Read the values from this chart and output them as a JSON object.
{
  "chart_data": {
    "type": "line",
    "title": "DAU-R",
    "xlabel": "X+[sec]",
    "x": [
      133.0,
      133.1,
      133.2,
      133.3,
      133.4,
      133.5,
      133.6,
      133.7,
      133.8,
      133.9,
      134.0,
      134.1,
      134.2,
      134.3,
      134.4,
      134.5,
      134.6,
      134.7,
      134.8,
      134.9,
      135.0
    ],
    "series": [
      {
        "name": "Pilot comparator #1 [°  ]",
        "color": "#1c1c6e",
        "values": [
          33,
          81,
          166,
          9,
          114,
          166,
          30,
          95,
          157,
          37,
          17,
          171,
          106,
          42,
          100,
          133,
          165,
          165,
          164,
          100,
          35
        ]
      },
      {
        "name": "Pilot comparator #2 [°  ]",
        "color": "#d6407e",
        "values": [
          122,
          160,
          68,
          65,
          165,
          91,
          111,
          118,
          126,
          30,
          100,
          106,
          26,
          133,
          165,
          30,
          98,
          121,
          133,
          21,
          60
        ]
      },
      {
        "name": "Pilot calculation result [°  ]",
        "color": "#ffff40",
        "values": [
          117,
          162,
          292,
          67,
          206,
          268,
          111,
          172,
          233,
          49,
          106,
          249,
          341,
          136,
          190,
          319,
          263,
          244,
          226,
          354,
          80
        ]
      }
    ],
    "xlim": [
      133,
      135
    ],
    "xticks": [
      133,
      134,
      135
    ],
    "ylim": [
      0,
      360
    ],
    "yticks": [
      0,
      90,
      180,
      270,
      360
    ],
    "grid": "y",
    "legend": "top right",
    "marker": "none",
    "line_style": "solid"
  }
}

* [Problem requirements] Go through the listing above and pull out each line containing the word "Pilot".

* [The reply]
        "name": "Pilot comparator #1 [°  ]",
        "name": "Pilot comparator #2 [°  ]",
        "name": "Pilot calculation result [°  ]",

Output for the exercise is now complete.